◆ Exercise ◆
Set down the lines below without any change, from the first one through the line that holds "rail-item-chat[interactable]: 1 Chat", inclusive.
:: Material ::
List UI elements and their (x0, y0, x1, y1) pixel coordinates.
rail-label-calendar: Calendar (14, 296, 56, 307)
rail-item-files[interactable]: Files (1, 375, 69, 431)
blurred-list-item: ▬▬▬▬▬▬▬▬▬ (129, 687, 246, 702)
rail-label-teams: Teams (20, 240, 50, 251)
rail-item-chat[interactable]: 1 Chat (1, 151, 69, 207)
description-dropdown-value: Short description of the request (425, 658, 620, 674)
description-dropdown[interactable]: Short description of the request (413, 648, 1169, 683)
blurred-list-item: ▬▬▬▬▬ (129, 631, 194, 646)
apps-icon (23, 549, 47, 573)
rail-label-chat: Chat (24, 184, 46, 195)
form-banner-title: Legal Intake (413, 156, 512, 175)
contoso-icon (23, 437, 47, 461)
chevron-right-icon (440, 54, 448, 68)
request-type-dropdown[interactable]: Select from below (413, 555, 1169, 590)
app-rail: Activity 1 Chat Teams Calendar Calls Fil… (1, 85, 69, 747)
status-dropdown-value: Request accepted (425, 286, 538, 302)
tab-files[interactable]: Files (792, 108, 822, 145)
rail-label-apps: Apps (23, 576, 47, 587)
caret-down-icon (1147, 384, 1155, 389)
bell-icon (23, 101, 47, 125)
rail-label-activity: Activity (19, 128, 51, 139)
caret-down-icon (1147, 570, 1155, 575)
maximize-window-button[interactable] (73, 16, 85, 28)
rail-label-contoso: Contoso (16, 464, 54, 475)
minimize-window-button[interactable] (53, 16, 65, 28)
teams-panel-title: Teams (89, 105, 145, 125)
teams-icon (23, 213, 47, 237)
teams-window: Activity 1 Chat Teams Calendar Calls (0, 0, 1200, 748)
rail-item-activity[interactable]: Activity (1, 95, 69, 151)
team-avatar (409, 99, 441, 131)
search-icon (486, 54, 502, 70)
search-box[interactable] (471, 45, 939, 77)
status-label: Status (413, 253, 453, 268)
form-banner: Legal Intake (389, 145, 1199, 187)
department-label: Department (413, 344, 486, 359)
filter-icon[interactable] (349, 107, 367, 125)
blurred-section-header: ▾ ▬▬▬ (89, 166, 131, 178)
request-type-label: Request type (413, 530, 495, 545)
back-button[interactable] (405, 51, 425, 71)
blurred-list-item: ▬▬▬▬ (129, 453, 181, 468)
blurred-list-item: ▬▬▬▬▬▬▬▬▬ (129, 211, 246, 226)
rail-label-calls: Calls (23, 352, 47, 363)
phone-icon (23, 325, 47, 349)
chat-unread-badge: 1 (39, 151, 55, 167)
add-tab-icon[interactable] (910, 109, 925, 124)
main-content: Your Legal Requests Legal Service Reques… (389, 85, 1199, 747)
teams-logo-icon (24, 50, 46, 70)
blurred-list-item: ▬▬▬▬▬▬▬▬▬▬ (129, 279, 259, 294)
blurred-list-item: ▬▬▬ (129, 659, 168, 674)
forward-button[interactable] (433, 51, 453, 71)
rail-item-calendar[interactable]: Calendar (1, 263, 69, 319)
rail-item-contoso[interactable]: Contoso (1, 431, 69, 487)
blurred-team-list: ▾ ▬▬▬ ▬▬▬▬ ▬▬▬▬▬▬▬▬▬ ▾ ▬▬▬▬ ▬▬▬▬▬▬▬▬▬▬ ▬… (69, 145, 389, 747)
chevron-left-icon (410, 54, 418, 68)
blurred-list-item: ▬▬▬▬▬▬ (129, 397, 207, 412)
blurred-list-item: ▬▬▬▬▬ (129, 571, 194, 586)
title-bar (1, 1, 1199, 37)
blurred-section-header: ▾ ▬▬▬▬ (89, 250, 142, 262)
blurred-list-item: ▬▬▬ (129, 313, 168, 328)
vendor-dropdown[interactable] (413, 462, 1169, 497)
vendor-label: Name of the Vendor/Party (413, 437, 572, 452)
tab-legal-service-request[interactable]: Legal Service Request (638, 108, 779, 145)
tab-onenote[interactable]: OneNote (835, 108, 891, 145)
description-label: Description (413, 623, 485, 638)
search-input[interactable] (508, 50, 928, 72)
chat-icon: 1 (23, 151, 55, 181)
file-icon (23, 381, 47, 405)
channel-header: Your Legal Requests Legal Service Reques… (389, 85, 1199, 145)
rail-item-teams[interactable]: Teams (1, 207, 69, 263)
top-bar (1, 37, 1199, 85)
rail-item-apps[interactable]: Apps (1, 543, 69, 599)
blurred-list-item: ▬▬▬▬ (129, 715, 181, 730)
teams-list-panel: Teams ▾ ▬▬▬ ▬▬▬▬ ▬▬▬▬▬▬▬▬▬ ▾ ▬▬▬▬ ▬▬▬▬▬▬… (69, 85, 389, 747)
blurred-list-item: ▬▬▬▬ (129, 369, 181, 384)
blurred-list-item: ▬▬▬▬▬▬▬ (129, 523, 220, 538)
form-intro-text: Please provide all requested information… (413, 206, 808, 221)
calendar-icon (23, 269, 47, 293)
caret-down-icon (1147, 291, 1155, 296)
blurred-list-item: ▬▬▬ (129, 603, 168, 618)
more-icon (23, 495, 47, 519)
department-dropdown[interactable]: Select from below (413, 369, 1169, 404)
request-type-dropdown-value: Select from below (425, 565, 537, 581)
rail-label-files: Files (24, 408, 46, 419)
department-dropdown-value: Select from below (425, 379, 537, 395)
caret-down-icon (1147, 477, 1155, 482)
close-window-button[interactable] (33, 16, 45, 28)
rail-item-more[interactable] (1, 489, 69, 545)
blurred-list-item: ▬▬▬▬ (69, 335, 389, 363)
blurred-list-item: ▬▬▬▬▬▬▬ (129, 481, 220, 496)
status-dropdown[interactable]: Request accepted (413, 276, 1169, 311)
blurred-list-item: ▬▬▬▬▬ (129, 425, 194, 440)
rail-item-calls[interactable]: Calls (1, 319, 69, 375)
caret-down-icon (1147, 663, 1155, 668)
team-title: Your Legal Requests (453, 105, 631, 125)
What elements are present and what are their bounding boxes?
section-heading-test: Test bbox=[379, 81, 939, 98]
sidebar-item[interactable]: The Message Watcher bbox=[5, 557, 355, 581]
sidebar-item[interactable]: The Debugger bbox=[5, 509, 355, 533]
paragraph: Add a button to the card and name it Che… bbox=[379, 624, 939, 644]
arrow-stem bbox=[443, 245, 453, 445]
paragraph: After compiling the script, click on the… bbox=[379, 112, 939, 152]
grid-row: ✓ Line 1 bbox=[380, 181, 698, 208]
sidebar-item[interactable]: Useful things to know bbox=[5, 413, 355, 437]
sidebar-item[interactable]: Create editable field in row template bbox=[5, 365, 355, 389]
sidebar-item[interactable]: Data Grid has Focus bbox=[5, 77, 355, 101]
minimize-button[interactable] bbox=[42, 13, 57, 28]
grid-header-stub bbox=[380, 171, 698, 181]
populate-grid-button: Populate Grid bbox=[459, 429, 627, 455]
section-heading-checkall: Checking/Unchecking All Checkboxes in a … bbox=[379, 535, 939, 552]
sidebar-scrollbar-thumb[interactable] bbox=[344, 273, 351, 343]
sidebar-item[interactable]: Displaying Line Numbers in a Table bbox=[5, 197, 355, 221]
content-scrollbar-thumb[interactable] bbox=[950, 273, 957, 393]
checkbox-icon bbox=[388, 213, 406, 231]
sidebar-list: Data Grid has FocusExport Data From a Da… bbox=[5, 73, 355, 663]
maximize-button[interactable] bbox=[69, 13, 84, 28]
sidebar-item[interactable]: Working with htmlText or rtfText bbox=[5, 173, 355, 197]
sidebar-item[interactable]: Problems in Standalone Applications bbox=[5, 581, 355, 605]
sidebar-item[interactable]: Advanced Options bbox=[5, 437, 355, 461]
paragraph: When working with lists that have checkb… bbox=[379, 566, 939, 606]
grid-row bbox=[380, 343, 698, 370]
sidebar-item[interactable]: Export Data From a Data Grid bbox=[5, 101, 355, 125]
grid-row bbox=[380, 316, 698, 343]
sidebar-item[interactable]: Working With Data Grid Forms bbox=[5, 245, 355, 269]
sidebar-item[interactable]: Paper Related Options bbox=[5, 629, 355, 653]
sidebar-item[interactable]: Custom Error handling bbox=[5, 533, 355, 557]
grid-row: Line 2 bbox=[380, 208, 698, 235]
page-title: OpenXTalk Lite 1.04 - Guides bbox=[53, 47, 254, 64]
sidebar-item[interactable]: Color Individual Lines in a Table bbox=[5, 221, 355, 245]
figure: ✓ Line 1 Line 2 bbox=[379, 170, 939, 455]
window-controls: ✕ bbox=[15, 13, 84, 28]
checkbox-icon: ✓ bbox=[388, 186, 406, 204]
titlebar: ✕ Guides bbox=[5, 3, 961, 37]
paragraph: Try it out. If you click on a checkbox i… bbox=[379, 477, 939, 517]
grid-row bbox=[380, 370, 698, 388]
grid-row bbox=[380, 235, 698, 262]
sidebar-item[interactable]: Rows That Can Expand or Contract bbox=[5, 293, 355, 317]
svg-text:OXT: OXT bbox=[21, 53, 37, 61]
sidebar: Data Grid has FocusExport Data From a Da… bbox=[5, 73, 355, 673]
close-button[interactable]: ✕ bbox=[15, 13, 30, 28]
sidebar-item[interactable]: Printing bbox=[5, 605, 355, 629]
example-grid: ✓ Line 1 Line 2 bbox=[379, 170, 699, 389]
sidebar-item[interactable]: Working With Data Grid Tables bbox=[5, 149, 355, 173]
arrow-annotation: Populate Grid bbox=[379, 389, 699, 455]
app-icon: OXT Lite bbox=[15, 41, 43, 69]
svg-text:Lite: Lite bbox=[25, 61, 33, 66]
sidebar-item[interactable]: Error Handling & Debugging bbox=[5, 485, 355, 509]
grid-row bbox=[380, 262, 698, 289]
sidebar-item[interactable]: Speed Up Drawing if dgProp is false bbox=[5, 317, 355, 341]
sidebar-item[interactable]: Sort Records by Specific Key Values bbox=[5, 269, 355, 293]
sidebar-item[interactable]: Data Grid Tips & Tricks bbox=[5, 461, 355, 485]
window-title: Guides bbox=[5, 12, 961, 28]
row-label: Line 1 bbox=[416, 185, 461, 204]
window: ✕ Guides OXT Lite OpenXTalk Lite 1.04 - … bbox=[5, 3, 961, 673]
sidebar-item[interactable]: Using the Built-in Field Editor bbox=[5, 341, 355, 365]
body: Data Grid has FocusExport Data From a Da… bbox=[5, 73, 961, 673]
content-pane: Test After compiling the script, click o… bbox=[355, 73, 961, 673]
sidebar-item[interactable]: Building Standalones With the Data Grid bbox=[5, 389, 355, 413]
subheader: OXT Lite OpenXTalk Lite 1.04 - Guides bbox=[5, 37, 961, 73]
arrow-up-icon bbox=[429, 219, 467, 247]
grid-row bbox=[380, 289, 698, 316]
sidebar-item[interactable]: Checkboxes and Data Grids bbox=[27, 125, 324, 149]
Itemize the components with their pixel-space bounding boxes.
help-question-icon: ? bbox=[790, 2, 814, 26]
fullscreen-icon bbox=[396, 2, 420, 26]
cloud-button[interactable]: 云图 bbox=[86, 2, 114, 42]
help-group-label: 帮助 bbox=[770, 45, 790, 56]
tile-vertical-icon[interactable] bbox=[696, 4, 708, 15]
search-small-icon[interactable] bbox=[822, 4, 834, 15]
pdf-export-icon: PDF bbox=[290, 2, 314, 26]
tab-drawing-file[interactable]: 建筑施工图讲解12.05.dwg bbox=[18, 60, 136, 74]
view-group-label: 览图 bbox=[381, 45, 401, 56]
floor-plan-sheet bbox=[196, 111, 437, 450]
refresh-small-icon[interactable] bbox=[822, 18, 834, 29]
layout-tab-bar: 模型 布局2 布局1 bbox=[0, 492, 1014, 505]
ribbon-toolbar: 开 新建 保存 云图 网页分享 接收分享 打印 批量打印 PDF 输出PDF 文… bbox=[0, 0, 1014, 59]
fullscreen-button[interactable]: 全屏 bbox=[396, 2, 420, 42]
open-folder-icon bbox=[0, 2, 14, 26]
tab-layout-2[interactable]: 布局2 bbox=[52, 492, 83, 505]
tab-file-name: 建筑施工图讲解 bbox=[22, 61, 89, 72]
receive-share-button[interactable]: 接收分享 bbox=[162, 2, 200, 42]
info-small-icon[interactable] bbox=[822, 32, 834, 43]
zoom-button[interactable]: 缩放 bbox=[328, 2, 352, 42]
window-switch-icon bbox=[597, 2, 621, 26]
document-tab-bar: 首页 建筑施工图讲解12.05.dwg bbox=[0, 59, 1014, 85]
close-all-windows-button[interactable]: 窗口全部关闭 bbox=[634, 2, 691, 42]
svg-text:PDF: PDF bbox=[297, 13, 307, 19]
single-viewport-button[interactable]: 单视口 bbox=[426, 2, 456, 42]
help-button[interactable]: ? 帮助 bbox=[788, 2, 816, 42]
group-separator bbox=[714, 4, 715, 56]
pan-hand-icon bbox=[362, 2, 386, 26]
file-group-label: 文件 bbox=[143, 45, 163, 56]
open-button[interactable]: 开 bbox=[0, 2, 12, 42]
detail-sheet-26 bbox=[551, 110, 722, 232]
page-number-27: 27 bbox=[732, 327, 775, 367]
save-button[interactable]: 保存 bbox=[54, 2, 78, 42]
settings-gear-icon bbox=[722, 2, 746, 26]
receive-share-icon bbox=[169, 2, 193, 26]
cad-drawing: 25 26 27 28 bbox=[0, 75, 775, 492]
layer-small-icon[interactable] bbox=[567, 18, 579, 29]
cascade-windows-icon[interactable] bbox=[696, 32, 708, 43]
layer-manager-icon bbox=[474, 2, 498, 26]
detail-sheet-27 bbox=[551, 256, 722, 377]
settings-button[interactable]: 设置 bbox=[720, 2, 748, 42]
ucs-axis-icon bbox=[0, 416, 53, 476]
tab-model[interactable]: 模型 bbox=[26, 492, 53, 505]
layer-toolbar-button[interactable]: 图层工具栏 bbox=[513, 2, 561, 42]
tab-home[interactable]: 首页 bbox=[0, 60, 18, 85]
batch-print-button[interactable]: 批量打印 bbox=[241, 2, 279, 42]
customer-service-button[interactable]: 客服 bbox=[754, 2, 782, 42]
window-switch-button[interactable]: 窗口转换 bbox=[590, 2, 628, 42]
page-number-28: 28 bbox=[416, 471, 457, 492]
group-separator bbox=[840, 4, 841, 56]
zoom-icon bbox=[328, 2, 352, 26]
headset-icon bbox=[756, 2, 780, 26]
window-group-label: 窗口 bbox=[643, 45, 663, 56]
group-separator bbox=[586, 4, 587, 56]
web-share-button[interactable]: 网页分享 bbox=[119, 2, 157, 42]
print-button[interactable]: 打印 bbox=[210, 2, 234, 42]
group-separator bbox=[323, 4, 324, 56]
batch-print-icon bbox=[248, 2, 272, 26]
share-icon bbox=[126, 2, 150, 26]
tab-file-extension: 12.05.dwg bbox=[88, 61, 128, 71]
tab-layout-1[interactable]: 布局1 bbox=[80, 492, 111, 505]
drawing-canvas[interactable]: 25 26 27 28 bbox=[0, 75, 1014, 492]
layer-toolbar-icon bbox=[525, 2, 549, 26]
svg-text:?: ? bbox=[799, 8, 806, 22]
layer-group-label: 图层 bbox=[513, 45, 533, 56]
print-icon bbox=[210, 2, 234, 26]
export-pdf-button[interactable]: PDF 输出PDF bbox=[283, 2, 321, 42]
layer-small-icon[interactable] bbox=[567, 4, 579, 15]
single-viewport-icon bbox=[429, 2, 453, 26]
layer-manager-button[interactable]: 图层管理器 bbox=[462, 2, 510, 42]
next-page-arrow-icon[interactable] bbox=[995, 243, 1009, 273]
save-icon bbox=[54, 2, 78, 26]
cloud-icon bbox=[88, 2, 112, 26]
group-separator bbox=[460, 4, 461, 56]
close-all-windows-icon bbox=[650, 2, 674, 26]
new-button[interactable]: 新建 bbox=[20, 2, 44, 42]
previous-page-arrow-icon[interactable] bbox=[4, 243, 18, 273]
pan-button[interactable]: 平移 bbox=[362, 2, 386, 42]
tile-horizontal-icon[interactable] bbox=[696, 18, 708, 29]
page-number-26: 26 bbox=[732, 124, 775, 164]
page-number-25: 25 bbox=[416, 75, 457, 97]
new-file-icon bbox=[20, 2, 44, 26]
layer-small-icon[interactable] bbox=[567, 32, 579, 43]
:::
◆ Reply ◆
List UI elements and their (x0, y0, x1, y1) pixel coordinates.
rail-label-calendar: Calendar (14, 296, 56, 307)
rail-item-files[interactable]: Files (1, 375, 69, 431)
blurred-list-item: ▬▬▬▬▬▬▬▬▬ (129, 687, 246, 702)
rail-label-teams: Teams (20, 240, 50, 251)
rail-item-chat[interactable]: 1 Chat (1, 151, 69, 207)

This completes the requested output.